PROBLEM TO WORK ON: Go through the entries below and collect each line with the string "склеивания" in it.

[Collected data]
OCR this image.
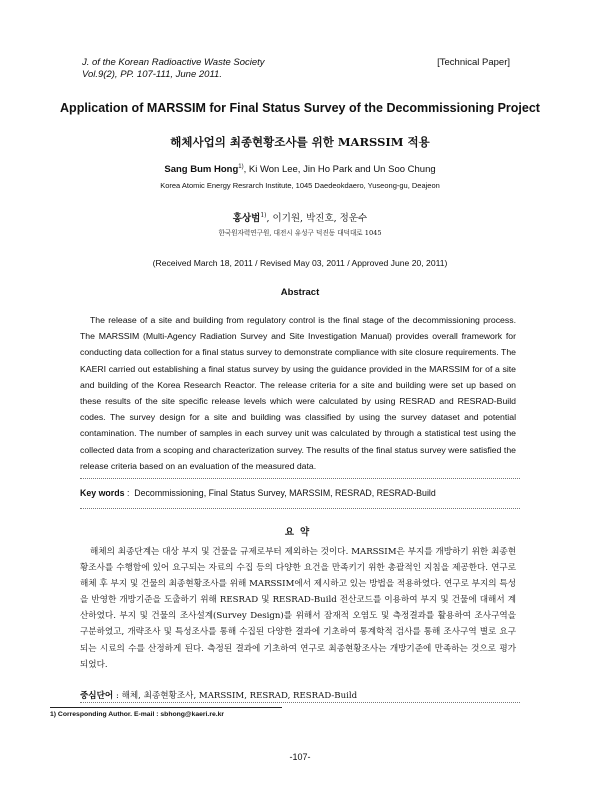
J. of the Korean Radioactive Waste Society
Vol.9(2), PP. 107-111, June 2011.
[Technical Paper]
Application of MARSSIM for Final Status Survey of the Decommissioning Project
해체사업의 최종현황조사를 위한 MARSSIM 적용
Sang Bum Hong$^{1)}$, Ki Won Lee, Jin Ho Park and Un Soo Chung
Korea Atomic Energy Resrarch Institute, 1045 Daedeokdaero, Yuseong-gu, Deajeon
홍상범$^{1)}$, 이기원, 박진호, 정운수
한국원자력연구원, 대전시 유성구 덕진동 대덕대로 1045
(Received March 18, 2011 / Revised May 03, 2011 / Approved June 20, 2011)
Abstract

The release of a site and building from regulatory control is the final stage of the decommissioning process. The MARSSIM (Multi-Agency Radiation Survey and Site Investigation Manual) provides overall framework for conducting data collection for a final status survey to demonstrate compliance with site closure requirements. The KAERI carried out establishing a final status survey by using the guidance provided in the MARSSIM for of a site and building of the Korea Research Reactor. The release criteria for a site and building were set up based on these results of the site specific release levels which were calculated by using RESRAD and RESRAD-Build codes. The survey design for a site and building was classified by using the survey dataset and potential contamination. The number of samples in each survey unit was calculated by through a statistical test using the collected data from a scoping and characterization survey. The results of the final status survey were satisfied the release criteria based on an evaluation of the measured data.

Key words :  Decommissioning, Final Status Survey, MARSSIM, RESRAD, RESRAD-Build
요약

해체의 최종단계는 대상 부지 및 건물을 규제로부터 제외하는 것이다. MARSSIM은 부지를 개방하기 위한 최종현황조사를 수행함에 있어 요구되는 자료의 수집 등의 다양한 요건을 만족키기 위한 총괄적인 지침을 제공한다. 연구로 해체 후 부지 및 건물의 최종현황조사를 위해 MARSSIM에서 제시하고 있는 방법을 적용하였다. 연구로 부지의 특성을 반영한 개방기준을 도출하기 위해 RESRAD 및 RESRAD-Build 전산코드를 이용하여 부지 및 건물에 대해서 계산하였다. 부지 및 건물의 조사설계(Survey Design)를 위해서 잠재적 오염도 및 측정결과를 활용하여 조사구역을 구분하였고, 개략조사 및 특성조사를 통해 수집된 다양한 결과에 기초하여 통계학적 검사를 통해 조사구역 별로 요구되는 시료의 수를 산정하게 된다. 측정된 결과에 기초하여 연구로 최종현황조사는 개방기준에 만족하는 것으로 평가되었다.

중심단어 : 해체, 최종현황조사, MARSSIM, RESRAD, RESRAD-Build
1) Corresponding Author. E-mail : sbhong@kaeri.re.kr
-107-
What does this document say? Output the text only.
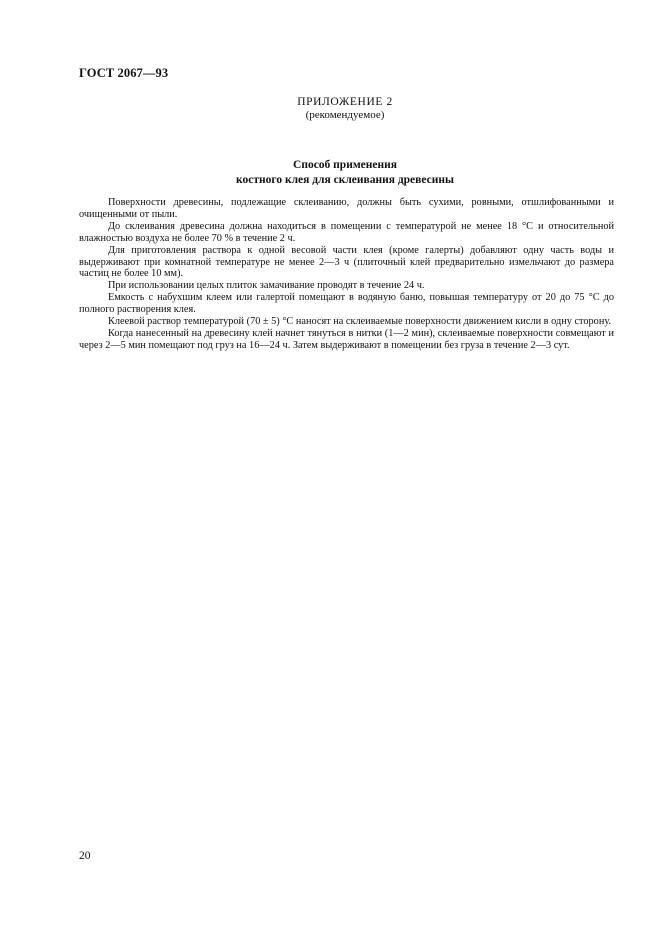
ГОСТ 2067—93
ПРИЛОЖЕНИЕ 2
(рекомендуемое)
Способ применения
костного клея для склеивания древесины

Поверхности древесины, подлежащие склеиванию, должны быть сухими, ровными, отшлифованными и очищенными от пыли.

До склеивания древесина должна находиться в помещении с температурой не менее 18 °С и относительной влажностью воздуха не более 70 % в течение 2 ч.

Для приготовления раствора к одной весовой части клея (кроме галерты) добавляют одну часть воды и выдерживают при комнатной температуре не менее 2—3 ч (плиточный клей предварительно измельчают до размера частиц не более 10 мм).

При использовании целых плиток замачивание проводят в течение 24 ч.

Емкость с набухшим клеем или галертой помещают в водяную баню, повышая температуру от 20 до 75 °С до полного растворения клея.

Клеевой раствор температурой (70 ± 5) °С наносят на склеиваемые поверхности движением кисли в одну сторону.

Когда нанесенный на древесину клей начнет тянуться в нитки (1—2 мин), склеиваемые поверхности совмещают и через 2—5 мин помещают под груз на 16—24 ч. Затем выдерживают в помещении без груза в течение 2—3 сут.

20
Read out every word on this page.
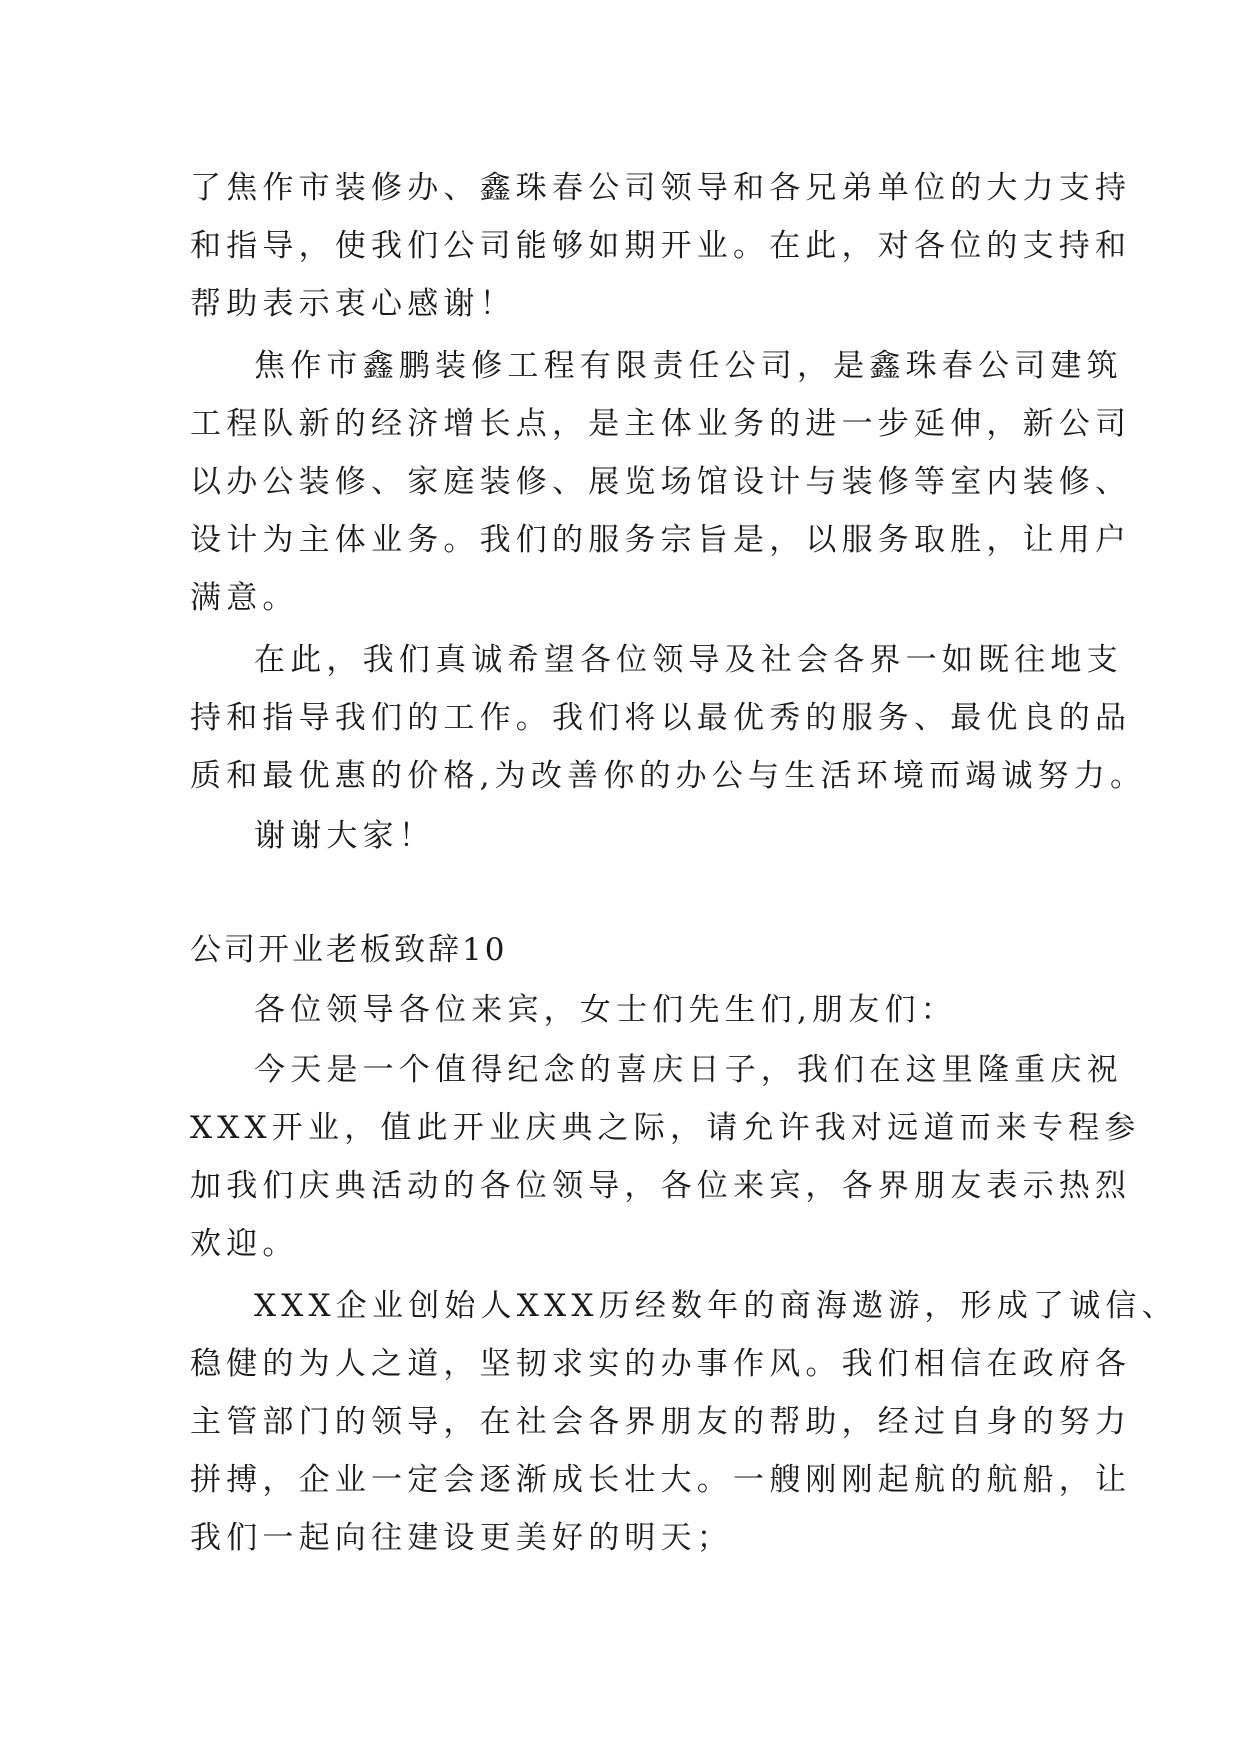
了焦作市装修办、鑫珠春公司领导和各兄弟单位的大力支持
和指导，使我们公司能够如期开业。在此，对各位的支持和
帮助表示衷心感谢！
焦作市鑫鹏装修工程有限责任公司，是鑫珠春公司建筑
工程队新的经济增长点，是主体业务的进一步延伸，新公司
以办公装修、家庭装修、展览场馆设计与装修等室内装修、
设计为主体业务。我们的服务宗旨是，以服务取胜，让用户
满意。
在此，我们真诚希望各位领导及社会各界一如既往地支
持和指导我们的工作。我们将以最优秀的服务、最优良的品
质和最优惠的价格,为改善你的办公与生活环境而竭诚努力。
谢谢大家！
公司开业老板致辞10
各位领导各位来宾，女士们先生们,朋友们：
今天是一个值得纪念的喜庆日子，我们在这里隆重庆祝
XXX开业，值此开业庆典之际，请允许我对远道而来专程参
加我们庆典活动的各位领导，各位来宾，各界朋友表示热烈
欢迎。
XXX企业创始人XXX历经数年的商海遨游，形成了诚信、
稳健的为人之道，坚韧求实的办事作风。我们相信在政府各
主管部门的领导，在社会各界朋友的帮助，经过自身的努力
拼搏，企业一定会逐渐成长壮大。一艘刚刚起航的航船，让
我们一起向往建设更美好的明天；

TASK OUTPUT:
костного клея для склеивания древесины
До склеивания древесина должна находиться в помещении с температурой не менее 18 °С и относительной влажностью воздуха не более 70 % в течение 2 ч.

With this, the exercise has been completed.